WRITTEN INSTRUCTION – Copy out the lines that include the word "structured".
***** DATA ROWS *****
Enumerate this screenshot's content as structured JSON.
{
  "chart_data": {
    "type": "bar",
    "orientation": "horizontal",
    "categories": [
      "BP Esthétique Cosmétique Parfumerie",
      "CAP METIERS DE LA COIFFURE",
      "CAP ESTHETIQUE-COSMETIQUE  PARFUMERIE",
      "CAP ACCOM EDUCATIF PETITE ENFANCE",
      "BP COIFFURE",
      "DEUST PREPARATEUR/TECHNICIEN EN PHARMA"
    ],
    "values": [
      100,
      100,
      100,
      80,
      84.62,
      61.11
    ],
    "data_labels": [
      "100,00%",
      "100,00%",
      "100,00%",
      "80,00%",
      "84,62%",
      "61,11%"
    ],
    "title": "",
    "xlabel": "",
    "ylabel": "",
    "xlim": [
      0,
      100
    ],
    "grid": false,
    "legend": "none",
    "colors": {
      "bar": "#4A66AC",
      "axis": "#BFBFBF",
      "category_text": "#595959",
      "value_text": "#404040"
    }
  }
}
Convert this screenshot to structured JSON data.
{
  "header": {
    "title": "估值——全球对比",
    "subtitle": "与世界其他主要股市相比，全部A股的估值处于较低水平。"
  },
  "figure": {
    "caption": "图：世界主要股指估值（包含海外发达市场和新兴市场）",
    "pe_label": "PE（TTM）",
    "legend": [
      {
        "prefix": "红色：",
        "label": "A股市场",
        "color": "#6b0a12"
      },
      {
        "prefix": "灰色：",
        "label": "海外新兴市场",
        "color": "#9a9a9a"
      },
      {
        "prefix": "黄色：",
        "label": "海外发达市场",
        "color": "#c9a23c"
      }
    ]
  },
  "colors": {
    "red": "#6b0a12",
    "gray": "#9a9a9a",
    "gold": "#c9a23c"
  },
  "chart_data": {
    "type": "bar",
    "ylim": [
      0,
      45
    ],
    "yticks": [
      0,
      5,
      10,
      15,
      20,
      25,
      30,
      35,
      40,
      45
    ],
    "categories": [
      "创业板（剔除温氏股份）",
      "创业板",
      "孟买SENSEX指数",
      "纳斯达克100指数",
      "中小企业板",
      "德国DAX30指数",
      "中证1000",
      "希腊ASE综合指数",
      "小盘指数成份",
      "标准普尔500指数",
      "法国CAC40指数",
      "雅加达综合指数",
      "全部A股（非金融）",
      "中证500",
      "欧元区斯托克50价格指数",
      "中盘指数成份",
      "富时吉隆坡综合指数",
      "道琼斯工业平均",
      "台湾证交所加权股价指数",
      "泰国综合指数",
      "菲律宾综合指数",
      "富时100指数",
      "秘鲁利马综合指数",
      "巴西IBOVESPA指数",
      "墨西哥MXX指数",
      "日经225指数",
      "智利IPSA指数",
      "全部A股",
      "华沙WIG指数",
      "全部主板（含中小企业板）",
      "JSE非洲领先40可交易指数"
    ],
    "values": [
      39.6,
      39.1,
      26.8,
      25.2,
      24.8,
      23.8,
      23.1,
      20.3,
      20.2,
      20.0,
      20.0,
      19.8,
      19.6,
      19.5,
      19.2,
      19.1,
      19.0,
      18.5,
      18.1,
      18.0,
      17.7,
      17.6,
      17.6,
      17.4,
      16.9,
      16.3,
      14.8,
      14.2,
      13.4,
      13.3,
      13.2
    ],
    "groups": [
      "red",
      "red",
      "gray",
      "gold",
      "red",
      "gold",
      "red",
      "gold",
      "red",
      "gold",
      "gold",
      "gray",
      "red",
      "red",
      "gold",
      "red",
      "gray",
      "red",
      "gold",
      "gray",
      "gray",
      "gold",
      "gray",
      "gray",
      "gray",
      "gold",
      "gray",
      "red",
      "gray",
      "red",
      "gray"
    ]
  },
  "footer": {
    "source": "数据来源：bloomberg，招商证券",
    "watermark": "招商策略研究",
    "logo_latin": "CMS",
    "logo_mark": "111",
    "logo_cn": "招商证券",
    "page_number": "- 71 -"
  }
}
*****
WRITTEN RESPONSE –
Enumerate this screenshot's content as structured JSON.
Convert this screenshot to structured JSON data.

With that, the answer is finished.